Copy, unchanged, every line from the start of the records through the line that contains "2300, 330, 2308]", including both the first line and that one.
** Begin DATA PROVIDED **
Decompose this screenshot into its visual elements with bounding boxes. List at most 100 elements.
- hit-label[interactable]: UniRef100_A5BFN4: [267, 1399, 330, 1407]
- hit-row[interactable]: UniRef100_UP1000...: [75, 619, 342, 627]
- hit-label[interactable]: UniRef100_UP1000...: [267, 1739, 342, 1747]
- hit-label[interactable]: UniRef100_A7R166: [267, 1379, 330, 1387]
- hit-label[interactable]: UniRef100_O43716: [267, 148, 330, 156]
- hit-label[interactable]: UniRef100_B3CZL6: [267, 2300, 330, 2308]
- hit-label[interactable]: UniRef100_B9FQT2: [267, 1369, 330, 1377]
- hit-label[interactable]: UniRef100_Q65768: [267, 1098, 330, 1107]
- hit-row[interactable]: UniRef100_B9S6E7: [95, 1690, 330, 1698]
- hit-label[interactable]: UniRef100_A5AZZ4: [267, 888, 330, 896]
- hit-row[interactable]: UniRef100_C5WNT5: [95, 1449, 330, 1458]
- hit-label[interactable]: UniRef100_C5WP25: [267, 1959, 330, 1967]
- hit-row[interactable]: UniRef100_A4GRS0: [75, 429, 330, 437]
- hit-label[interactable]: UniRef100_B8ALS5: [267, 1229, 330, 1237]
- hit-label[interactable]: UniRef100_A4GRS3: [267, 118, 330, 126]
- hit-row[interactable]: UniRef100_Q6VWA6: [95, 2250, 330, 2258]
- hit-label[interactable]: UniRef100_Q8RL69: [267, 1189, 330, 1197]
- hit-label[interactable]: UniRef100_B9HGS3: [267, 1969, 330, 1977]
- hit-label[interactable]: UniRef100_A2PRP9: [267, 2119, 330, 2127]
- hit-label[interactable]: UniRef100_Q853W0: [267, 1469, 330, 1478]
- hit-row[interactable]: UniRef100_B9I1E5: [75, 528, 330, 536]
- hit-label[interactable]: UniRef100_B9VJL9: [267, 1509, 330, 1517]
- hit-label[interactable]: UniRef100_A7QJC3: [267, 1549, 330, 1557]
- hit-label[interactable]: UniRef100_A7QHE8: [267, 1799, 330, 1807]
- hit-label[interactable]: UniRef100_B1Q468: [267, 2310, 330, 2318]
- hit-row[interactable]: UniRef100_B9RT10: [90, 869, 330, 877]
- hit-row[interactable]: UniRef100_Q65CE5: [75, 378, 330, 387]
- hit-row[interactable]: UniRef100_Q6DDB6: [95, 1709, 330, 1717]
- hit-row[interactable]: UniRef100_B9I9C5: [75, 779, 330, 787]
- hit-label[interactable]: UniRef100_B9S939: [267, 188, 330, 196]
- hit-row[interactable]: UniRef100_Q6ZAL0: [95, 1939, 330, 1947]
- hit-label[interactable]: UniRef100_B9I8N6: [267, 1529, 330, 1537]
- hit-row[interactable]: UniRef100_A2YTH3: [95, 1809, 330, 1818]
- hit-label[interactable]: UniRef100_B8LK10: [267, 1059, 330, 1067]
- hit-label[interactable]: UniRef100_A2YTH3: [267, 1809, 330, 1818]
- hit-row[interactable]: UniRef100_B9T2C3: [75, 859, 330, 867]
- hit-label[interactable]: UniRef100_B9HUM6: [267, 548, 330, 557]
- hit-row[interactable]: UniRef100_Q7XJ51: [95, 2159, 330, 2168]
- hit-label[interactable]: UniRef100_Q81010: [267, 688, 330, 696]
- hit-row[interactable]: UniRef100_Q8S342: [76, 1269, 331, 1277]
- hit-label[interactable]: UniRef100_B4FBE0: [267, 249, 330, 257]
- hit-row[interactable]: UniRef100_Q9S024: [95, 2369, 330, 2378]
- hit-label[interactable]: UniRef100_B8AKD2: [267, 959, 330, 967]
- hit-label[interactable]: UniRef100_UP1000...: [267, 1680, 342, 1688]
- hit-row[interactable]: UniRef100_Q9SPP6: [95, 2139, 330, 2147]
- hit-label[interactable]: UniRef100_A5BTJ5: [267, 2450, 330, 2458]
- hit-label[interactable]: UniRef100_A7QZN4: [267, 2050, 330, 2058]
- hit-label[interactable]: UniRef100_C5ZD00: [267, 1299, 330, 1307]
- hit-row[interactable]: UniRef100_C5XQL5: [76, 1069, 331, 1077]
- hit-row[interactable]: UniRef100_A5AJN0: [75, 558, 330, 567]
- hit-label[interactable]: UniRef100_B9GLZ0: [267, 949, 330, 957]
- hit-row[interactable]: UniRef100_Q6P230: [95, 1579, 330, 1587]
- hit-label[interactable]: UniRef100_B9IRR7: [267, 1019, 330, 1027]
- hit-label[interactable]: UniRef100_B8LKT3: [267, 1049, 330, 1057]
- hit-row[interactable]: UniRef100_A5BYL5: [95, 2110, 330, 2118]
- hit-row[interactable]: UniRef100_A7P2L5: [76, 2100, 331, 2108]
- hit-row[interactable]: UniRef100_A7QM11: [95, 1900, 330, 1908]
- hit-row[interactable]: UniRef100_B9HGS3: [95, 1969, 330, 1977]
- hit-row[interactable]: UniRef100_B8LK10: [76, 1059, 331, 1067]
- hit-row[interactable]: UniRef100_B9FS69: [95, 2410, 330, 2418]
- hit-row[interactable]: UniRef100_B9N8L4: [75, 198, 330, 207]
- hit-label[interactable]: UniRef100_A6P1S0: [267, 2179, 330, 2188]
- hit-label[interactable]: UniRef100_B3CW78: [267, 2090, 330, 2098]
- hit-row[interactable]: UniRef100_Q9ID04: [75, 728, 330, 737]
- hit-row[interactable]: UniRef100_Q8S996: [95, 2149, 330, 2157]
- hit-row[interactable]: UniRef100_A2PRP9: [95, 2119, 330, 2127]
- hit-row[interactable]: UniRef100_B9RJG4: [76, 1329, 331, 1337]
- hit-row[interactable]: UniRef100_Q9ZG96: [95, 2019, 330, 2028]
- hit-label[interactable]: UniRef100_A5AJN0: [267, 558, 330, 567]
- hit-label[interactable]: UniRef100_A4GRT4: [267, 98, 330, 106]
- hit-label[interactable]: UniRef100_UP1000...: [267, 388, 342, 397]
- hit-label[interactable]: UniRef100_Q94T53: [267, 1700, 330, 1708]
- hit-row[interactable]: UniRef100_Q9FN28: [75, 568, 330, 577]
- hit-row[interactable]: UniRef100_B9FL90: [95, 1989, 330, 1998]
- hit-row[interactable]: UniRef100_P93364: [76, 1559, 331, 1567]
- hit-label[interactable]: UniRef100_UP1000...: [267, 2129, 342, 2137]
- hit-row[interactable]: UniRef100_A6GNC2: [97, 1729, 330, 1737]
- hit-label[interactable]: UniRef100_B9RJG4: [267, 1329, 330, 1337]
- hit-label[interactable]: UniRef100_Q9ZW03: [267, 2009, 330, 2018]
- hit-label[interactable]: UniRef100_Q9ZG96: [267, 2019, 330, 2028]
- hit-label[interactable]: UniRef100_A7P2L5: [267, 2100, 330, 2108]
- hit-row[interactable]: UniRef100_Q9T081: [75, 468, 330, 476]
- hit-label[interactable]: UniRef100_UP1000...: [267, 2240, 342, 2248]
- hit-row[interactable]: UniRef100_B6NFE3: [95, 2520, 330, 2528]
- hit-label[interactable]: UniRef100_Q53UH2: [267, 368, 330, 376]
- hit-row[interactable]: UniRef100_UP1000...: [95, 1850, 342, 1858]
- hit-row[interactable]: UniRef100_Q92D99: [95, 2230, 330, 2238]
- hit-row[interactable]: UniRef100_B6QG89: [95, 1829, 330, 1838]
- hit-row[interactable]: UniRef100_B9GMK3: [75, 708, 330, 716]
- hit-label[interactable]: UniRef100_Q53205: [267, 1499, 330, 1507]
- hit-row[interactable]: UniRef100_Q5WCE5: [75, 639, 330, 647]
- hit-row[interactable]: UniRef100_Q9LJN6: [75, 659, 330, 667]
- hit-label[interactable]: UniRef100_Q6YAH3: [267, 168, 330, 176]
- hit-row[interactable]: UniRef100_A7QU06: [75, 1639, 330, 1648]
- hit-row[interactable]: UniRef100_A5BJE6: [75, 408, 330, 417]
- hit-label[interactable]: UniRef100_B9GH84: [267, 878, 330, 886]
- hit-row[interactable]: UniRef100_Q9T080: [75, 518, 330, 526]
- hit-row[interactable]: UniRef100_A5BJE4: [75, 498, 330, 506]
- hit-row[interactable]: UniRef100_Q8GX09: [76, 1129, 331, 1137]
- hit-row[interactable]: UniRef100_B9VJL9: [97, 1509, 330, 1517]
** End DATA PROVIDED **
◆ OUTPUT:
Decompose this screenshot into its visual elements with bounding boxes. List at most 100 elements.
- hit-label[interactable]: UniRef100_A5BFN4: [267, 1399, 330, 1407]
- hit-row[interactable]: UniRef100_UP1000...: [75, 619, 342, 627]
- hit-label[interactable]: UniRef100_UP1000...: [267, 1739, 342, 1747]
- hit-label[interactable]: UniRef100_A7R166: [267, 1379, 330, 1387]
- hit-label[interactable]: UniRef100_O43716: [267, 148, 330, 156]
- hit-label[interactable]: UniRef100_B3CZL6: [267, 2300, 330, 2308]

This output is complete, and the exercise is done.